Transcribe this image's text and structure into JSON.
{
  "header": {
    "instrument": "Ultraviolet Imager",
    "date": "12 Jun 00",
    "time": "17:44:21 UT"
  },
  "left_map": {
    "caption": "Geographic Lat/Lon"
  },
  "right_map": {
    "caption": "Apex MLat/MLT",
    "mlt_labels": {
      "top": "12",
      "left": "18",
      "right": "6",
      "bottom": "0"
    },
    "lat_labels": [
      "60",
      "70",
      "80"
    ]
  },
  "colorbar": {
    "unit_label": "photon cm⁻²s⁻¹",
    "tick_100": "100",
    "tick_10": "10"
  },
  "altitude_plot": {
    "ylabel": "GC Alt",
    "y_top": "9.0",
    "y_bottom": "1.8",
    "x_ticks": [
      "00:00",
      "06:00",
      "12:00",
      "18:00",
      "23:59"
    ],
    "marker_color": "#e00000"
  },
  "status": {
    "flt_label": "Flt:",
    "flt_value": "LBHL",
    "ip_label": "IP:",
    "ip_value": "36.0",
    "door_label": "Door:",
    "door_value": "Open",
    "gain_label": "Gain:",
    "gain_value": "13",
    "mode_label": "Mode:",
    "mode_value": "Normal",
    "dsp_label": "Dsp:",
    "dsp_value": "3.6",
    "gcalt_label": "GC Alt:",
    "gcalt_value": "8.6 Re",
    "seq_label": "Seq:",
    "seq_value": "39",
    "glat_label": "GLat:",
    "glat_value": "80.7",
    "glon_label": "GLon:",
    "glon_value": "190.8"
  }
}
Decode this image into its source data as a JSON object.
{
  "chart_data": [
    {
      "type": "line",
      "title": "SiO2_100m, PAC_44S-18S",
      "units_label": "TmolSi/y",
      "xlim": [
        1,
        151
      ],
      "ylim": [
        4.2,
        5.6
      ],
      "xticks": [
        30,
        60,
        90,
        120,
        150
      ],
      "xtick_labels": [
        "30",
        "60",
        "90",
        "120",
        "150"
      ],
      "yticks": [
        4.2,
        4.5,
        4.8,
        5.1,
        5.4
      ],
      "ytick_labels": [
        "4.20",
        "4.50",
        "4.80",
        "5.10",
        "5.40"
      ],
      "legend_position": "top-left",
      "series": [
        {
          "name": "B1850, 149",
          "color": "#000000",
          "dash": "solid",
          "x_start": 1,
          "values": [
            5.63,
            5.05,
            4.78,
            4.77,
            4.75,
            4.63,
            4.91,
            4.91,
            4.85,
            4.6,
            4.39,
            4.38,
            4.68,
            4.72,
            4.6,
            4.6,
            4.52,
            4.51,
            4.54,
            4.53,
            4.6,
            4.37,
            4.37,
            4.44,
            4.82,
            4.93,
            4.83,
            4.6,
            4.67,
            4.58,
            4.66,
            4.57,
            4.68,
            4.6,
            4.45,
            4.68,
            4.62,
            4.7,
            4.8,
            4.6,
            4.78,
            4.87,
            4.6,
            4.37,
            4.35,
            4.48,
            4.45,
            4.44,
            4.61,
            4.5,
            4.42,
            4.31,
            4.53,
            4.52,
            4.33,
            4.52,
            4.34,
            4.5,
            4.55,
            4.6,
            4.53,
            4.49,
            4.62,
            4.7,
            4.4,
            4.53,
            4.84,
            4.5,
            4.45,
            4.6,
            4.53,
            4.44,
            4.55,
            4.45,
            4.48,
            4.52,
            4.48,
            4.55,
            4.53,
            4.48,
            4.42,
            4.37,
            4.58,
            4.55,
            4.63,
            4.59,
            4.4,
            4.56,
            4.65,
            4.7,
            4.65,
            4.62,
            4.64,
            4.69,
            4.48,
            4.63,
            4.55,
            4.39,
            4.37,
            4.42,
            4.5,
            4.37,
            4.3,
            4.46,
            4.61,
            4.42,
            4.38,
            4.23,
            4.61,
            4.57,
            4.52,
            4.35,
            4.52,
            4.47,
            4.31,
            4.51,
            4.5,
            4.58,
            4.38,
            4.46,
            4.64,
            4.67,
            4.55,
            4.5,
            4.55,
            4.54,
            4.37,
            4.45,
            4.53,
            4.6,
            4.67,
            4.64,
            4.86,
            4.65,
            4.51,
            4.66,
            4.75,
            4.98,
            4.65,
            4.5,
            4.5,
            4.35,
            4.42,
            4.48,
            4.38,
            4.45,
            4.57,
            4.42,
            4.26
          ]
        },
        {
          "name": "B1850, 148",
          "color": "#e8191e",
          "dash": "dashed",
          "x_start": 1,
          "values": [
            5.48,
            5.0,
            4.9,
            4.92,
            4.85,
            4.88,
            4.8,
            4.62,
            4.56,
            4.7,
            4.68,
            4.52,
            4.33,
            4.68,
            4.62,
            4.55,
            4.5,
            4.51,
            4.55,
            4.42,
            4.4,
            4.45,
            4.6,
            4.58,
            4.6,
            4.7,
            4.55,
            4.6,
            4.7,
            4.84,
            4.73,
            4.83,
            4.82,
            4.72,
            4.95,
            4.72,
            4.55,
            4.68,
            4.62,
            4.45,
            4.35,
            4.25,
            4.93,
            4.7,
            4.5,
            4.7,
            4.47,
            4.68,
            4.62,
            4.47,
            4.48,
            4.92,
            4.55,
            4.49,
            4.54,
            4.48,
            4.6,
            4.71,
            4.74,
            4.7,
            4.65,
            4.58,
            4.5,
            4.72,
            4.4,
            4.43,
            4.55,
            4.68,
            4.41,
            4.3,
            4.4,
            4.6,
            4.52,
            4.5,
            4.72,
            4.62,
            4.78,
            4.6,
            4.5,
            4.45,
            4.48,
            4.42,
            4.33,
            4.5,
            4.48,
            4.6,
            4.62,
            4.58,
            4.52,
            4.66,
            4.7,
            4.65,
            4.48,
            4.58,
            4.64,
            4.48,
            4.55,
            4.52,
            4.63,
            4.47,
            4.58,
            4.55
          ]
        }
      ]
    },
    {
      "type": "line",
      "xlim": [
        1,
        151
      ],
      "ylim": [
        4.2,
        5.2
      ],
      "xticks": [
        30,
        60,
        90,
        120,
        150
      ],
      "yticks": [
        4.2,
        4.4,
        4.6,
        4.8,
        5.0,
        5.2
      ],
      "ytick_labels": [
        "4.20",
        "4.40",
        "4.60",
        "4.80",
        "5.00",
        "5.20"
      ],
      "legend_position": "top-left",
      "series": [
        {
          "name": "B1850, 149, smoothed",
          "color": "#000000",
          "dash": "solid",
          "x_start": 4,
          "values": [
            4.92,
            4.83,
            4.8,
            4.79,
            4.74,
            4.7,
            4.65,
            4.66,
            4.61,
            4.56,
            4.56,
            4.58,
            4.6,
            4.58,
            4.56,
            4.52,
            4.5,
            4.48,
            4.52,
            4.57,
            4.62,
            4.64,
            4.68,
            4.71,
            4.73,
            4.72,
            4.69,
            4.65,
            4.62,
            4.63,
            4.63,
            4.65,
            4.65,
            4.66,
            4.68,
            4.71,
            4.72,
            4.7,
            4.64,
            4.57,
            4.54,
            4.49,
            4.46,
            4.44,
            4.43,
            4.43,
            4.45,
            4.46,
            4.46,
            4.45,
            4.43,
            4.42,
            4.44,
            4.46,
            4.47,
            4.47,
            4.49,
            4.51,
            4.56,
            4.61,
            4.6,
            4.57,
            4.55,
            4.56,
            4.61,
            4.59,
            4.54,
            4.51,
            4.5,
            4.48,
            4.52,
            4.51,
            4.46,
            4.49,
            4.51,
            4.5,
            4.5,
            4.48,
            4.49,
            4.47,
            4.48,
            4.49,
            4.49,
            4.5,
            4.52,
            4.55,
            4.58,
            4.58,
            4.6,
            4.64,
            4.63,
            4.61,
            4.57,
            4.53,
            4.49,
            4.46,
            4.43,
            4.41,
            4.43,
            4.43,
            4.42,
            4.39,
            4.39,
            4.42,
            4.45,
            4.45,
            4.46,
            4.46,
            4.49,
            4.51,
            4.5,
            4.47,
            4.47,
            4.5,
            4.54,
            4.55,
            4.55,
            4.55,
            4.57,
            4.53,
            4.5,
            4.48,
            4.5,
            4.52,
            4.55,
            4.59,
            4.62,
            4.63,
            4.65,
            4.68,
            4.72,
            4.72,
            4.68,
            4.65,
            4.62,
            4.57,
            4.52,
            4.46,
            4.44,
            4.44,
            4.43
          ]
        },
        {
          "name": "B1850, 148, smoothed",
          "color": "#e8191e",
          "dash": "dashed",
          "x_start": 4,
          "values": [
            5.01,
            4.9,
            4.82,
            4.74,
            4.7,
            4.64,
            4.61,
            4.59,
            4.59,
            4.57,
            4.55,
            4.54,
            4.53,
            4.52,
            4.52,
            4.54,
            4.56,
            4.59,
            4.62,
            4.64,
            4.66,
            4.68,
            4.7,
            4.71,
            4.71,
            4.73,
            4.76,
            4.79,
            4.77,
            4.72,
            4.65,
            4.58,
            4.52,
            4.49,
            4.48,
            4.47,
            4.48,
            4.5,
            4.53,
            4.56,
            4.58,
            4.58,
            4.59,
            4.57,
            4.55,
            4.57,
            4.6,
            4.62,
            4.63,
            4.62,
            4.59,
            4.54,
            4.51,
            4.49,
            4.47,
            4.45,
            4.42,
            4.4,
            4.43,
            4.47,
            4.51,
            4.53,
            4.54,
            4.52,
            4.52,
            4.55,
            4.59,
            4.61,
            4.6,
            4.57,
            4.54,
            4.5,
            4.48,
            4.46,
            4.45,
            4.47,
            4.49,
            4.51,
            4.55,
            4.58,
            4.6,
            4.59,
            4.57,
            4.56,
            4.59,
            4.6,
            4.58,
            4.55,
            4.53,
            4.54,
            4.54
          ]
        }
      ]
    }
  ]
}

______________________________

WHAT IS NEEDED: In the records above, find the lines containing "this" and copy them.

THE OUTPUT:
Transcribe this image's text and structure into JSON.
Decode this image into its source data as a JSON object.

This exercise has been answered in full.